Function definitions

The first part is our little note to ourselves.

This is a function value.

Note that there's little repetition between the abstract syntax tree marker for this is a function element and also this is a function value. We could have made them different. It's our choice when we're writing the interpreter.

The next thing to pass in is the parameters, the next thing is the body, and the last thing is the environment in which the function was defined.

And we're done. This is how we do a function definition.

Function Definitions.png

Comparing languages

Let's go through the answer together.

When I run this program, we start out with x being 0, and then this while loop says as long as True is true, keep incrementing x.

So now x is 1, it's 2, it's 3, it's 4, it's 5, and we never actually get to this line about the print.

So does this program print 0? Not so much. Control flow goes here, here, here, then back, and we stay in this while loop forever.

It doesn't print out this huge number 4,294,967,296, which is, I think, pretty close to, let's say, 2 to the 32. This is a reasonable guess if you think, "Oh, the integer is going to max out at some value based on computer hardware." But no. There's a thought that it raises an exception. Some badly made Python interpreters might raise an exception on this, but it should not. If we had lots of computing resources, this would run forever.
━━━━━━━━━━━━━━━━━━━━━━━━━━━━━━
- **Given exercise**
Reproduce verbatim the part of the interpreter walkthrough from "So now x is" to "would run forever.".

- **Layout dataset entries**
━━━━━━━━━━━━━━━━━━━━━━━━━━━━━━
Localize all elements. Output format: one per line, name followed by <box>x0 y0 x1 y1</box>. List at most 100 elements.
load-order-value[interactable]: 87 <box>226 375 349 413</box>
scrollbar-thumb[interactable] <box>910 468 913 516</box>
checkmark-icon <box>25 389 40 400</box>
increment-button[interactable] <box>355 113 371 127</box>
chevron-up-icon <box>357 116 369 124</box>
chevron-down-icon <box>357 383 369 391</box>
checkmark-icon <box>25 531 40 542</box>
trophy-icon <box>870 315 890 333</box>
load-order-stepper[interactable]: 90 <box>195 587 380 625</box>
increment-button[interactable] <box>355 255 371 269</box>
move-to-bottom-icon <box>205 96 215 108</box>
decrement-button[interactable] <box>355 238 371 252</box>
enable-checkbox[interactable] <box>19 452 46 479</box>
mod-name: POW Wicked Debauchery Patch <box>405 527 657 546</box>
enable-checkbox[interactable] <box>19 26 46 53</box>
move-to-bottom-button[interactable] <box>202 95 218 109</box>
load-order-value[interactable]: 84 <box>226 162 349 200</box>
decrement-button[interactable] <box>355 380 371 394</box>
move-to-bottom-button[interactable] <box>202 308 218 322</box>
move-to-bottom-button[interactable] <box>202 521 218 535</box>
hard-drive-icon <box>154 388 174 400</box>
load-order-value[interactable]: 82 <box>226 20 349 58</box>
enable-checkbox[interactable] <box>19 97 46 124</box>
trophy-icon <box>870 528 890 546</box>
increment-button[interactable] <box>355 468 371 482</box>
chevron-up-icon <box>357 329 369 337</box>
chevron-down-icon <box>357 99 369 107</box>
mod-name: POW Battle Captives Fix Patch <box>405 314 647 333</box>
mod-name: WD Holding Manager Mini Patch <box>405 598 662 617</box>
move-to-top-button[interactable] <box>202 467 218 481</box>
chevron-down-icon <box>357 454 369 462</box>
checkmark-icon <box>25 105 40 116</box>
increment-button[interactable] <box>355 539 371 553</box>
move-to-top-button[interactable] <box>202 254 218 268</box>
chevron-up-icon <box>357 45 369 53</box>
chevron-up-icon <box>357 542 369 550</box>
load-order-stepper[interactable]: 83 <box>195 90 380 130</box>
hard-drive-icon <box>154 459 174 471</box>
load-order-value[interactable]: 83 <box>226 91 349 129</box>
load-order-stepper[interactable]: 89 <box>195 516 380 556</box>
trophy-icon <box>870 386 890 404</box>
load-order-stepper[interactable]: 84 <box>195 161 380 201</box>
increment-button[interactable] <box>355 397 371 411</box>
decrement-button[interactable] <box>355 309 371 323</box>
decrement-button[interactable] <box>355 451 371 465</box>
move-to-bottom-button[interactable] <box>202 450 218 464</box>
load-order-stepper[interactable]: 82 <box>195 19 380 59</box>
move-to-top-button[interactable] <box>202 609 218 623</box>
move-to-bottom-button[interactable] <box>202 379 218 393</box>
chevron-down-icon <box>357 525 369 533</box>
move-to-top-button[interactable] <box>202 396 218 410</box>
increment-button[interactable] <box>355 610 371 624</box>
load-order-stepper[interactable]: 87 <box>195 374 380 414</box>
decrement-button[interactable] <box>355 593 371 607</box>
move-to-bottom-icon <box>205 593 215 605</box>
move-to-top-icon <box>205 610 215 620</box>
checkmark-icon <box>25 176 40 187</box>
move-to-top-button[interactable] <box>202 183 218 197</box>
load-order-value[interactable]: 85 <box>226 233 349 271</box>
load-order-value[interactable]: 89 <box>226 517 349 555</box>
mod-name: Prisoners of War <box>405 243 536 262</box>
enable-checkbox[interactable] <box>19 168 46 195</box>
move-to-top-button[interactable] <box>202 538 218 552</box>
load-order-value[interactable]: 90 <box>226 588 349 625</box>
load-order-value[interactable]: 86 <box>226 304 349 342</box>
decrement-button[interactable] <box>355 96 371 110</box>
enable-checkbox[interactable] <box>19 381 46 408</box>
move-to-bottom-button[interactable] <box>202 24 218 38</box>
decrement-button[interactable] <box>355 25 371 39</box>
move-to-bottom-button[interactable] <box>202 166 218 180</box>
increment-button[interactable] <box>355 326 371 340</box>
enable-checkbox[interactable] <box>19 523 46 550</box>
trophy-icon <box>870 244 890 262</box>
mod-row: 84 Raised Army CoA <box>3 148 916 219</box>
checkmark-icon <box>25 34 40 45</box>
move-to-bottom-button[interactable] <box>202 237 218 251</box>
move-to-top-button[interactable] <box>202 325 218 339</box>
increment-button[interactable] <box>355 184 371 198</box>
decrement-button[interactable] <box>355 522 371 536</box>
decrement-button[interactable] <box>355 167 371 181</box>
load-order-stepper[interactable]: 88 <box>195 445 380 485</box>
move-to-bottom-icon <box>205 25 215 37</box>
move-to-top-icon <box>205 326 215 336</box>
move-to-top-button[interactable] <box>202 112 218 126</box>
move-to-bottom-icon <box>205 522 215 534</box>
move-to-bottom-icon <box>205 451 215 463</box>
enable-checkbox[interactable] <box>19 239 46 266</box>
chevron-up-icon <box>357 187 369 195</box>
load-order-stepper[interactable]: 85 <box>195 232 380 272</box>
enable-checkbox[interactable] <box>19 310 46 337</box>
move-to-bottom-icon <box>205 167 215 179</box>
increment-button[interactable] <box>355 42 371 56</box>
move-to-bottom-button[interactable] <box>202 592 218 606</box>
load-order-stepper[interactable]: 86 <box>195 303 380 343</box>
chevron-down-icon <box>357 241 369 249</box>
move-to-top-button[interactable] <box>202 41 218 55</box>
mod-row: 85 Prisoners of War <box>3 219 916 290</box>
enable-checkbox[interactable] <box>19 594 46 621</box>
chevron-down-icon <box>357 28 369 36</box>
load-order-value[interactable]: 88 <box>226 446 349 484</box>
━━━━━━━━━━━━━━━━━━━━━━━━━━━━━━
- **Result of the exercise**
So now x is 1, it's 2, it's 3, it's 4, it's 5, and we never actually get to this line about the print.

So does this program print 0? Not so much. Control flow goes here, here, here, then back, and we stay in this while loop forever.

It doesn't print out this huge number 4,294,967,296, which is, I think, pretty close to, let's say, 2 to the 32. This is a reasonable guess if you think, "Oh, the integer is going to max out at some value based on computer hardware." But no. There's a thought that it raises an exception. Some badly made Python interpreters might raise an exception on this, but it should not. If we had lots of computing resources, this would run forever.